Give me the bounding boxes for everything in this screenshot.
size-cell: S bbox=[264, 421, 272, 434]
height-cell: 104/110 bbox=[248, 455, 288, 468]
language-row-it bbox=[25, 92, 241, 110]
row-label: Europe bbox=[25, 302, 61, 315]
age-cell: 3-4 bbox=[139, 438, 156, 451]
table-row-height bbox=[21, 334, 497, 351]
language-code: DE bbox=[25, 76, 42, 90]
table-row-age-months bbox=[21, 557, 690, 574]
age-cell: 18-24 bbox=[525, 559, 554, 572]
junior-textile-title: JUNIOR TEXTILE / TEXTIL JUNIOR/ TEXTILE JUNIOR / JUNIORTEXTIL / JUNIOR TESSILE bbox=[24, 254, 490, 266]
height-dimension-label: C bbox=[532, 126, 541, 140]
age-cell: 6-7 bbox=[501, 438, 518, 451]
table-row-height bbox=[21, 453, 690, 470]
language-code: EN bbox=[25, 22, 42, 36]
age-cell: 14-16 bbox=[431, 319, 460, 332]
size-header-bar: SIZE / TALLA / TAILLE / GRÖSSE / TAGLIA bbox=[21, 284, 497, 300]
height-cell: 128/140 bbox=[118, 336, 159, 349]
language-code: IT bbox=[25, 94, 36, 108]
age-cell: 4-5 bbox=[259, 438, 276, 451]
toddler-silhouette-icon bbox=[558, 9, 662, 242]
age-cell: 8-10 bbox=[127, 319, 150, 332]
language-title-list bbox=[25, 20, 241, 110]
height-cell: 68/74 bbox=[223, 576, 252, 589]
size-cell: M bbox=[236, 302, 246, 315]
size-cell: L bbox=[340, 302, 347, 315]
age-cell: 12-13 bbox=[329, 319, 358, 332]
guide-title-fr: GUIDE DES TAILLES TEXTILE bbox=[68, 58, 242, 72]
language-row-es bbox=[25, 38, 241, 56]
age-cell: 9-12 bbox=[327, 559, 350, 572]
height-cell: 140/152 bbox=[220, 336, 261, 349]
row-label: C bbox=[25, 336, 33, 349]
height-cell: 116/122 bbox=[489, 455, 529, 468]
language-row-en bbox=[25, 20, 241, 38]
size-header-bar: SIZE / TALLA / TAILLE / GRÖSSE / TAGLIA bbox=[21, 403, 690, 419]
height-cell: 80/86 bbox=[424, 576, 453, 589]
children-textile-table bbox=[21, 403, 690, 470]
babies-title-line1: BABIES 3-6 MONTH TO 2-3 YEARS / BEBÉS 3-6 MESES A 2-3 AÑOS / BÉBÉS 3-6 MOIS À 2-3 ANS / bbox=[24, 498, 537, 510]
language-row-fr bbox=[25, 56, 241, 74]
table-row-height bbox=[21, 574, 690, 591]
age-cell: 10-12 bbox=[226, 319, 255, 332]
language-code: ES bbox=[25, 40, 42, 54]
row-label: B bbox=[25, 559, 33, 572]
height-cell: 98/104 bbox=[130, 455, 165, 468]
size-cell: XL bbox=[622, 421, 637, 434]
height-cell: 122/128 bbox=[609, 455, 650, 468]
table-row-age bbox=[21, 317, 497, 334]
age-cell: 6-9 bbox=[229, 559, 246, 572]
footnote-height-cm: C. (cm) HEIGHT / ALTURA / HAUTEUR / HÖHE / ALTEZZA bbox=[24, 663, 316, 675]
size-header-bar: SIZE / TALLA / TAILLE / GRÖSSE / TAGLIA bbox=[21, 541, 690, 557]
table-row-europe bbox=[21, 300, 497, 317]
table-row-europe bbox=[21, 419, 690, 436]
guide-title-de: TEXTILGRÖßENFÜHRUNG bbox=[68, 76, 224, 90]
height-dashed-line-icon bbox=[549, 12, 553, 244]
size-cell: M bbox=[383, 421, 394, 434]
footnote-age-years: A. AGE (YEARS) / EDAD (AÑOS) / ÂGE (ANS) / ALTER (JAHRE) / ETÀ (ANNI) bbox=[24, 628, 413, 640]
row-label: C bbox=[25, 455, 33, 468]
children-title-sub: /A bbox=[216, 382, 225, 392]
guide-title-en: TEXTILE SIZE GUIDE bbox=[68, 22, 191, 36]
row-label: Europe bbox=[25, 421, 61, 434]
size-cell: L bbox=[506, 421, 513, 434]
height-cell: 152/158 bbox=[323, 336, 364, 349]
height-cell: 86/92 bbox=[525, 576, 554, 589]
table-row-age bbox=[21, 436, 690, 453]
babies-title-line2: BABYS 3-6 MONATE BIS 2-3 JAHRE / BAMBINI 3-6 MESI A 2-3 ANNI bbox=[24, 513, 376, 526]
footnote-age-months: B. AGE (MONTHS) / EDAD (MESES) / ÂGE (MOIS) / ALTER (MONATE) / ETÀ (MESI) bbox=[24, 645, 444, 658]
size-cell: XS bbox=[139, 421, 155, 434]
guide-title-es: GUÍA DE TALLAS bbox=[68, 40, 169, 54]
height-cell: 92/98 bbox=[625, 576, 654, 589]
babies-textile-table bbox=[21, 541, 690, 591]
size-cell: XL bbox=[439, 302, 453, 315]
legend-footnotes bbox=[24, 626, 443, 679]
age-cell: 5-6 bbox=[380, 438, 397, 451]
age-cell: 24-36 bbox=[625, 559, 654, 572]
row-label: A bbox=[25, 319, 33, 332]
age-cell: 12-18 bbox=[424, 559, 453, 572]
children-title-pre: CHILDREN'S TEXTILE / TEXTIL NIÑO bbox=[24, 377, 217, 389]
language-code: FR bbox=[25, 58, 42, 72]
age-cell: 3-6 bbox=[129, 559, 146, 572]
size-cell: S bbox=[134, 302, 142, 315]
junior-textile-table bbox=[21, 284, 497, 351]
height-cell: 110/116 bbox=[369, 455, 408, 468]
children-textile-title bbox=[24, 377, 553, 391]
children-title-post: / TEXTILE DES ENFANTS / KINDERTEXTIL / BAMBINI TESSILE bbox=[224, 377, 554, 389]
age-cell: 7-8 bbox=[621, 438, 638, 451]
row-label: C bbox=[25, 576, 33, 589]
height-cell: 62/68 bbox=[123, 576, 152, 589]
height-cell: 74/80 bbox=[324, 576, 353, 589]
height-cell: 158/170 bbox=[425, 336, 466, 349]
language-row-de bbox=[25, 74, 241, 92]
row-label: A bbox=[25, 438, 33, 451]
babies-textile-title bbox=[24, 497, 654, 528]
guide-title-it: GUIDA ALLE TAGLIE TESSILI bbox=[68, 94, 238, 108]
════════
**WHAT IS ASKED:** Could you reproduce the material above with each "height-cell" renamed to "height-value" and nothing else altered?

**ANSWER TO THE EXERCISE:**
Give me the bounding boxes for everything in this screenshot.
size-cell: S bbox=[264, 421, 272, 434]
height-value: 104/110 bbox=[248, 455, 288, 468]
language-row-it bbox=[25, 92, 241, 110]
row-label: Europe bbox=[25, 302, 61, 315]
age-cell: 3-4 bbox=[139, 438, 156, 451]
table-row-height bbox=[21, 334, 497, 351]
language-code: DE bbox=[25, 76, 42, 90]
table-row-age-months bbox=[21, 557, 690, 574]
age-cell: 18-24 bbox=[525, 559, 554, 572]
junior-textile-title: JUNIOR TEXTILE / TEXTIL JUNIOR/ TEXTILE JUNIOR / JUNIORTEXTIL / JUNIOR TESSILE bbox=[24, 254, 490, 266]
height-dimension-label: C bbox=[532, 126, 541, 140]
age-cell: 6-7 bbox=[501, 438, 518, 451]
table-row-height bbox=[21, 453, 690, 470]
language-code: EN bbox=[25, 22, 42, 36]
age-cell: 14-16 bbox=[431, 319, 460, 332]
size-header-bar: SIZE / TALLA / TAILLE / GRÖSSE / TAGLIA bbox=[21, 284, 497, 300]
height-value: 128/140 bbox=[118, 336, 159, 349]
language-code: IT bbox=[25, 94, 36, 108]
age-cell: 4-5 bbox=[259, 438, 276, 451]
toddler-silhouette-icon bbox=[558, 9, 662, 242]
age-cell: 8-10 bbox=[127, 319, 150, 332]
language-title-list bbox=[25, 20, 241, 110]
height-value: 68/74 bbox=[223, 576, 252, 589]
size-cell: M bbox=[236, 302, 246, 315]
size-cell: L bbox=[340, 302, 347, 315]
age-cell: 12-13 bbox=[329, 319, 358, 332]
guide-title-fr: GUIDE DES TAILLES TEXTILE bbox=[68, 58, 242, 72]
language-row-es bbox=[25, 38, 241, 56]
age-cell: 9-12 bbox=[327, 559, 350, 572]
height-value: 140/152 bbox=[220, 336, 261, 349]
row-label: C bbox=[25, 336, 33, 349]
height-value: 116/122 bbox=[489, 455, 529, 468]
language-row-en bbox=[25, 20, 241, 38]
size-header-bar: SIZE / TALLA / TAILLE / GRÖSSE / TAGLIA bbox=[21, 403, 690, 419]
height-value: 80/86 bbox=[424, 576, 453, 589]
children-textile-table bbox=[21, 403, 690, 470]
babies-title-line1: BABIES 3-6 MONTH TO 2-3 YEARS / BEBÉS 3-6 MESES A 2-3 AÑOS / BÉBÉS 3-6 MOIS À 2-3 ANS / bbox=[24, 498, 537, 510]
language-row-fr bbox=[25, 56, 241, 74]
table-row-height bbox=[21, 574, 690, 591]
age-cell: 10-12 bbox=[226, 319, 255, 332]
language-code: ES bbox=[25, 40, 42, 54]
row-label: B bbox=[25, 559, 33, 572]
height-value: 98/104 bbox=[130, 455, 165, 468]
size-cell: XL bbox=[622, 421, 637, 434]
height-value: 122/128 bbox=[609, 455, 650, 468]
table-row-age bbox=[21, 317, 497, 334]
age-cell: 6-9 bbox=[229, 559, 246, 572]
footnote-height-cm: C. (cm) HEIGHT / ALTURA / HAUTEUR / HÖHE / ALTEZZA bbox=[24, 663, 316, 675]
size-header-bar: SIZE / TALLA / TAILLE / GRÖSSE / TAGLIA bbox=[21, 541, 690, 557]
table-row-europe bbox=[21, 300, 497, 317]
table-row-europe bbox=[21, 419, 690, 436]
guide-title-de: TEXTILGRÖßENFÜHRUNG bbox=[68, 76, 224, 90]
height-dashed-line-icon bbox=[549, 12, 553, 244]
size-cell: M bbox=[383, 421, 394, 434]
footnote-age-years: A. AGE (YEARS) / EDAD (AÑOS) / ÂGE (ANS) / ALTER (JAHRE) / ETÀ (ANNI) bbox=[24, 628, 413, 640]
row-label: C bbox=[25, 455, 33, 468]
children-title-sub: /A bbox=[216, 382, 225, 392]
guide-title-en: TEXTILE SIZE GUIDE bbox=[68, 22, 191, 36]
row-label: Europe bbox=[25, 421, 61, 434]
size-cell: L bbox=[506, 421, 513, 434]
height-value: 152/158 bbox=[323, 336, 364, 349]
height-value: 86/92 bbox=[525, 576, 554, 589]
table-row-age bbox=[21, 436, 690, 453]
babies-title-line2: BABYS 3-6 MONATE BIS 2-3 JAHRE / BAMBINI 3-6 MESI A 2-3 ANNI bbox=[24, 513, 376, 526]
footnote-age-months: B. AGE (MONTHS) / EDAD (MESES) / ÂGE (MOIS) / ALTER (MONATE) / ETÀ (MESI) bbox=[24, 645, 444, 658]
size-cell: XS bbox=[139, 421, 155, 434]
guide-title-es: GUÍA DE TALLAS bbox=[68, 40, 169, 54]
height-value: 92/98 bbox=[625, 576, 654, 589]
babies-textile-table bbox=[21, 541, 690, 591]
size-cell: XL bbox=[439, 302, 453, 315]
legend-footnotes bbox=[24, 626, 443, 679]
age-cell: 5-6 bbox=[380, 438, 397, 451]
age-cell: 24-36 bbox=[625, 559, 654, 572]
row-label: A bbox=[25, 319, 33, 332]
age-cell: 12-18 bbox=[424, 559, 453, 572]
children-title-pre: CHILDREN'S TEXTILE / TEXTIL NIÑO bbox=[24, 377, 217, 389]
language-code: FR bbox=[25, 58, 42, 72]
age-cell: 3-6 bbox=[129, 559, 146, 572]
size-cell: S bbox=[134, 302, 142, 315]
junior-textile-table bbox=[21, 284, 497, 351]
height-value: 110/116 bbox=[369, 455, 408, 468]
children-textile-title bbox=[24, 377, 553, 391]
children-title-post: / TEXTILE DES ENFANTS / KINDERTEXTIL / BAMBINI TESSILE bbox=[224, 377, 554, 389]
age-cell: 7-8 bbox=[621, 438, 638, 451]
row-label: C bbox=[25, 576, 33, 589]
height-value: 62/68 bbox=[123, 576, 152, 589]
height-value: 74/80 bbox=[324, 576, 353, 589]
height-value: 158/170 bbox=[425, 336, 466, 349]
language-row-de bbox=[25, 74, 241, 92]
row-label: A bbox=[25, 438, 33, 451]
babies-textile-title bbox=[24, 497, 654, 528]
guide-title-it: GUIDA ALLE TAGLIE TESSILI bbox=[68, 94, 238, 108]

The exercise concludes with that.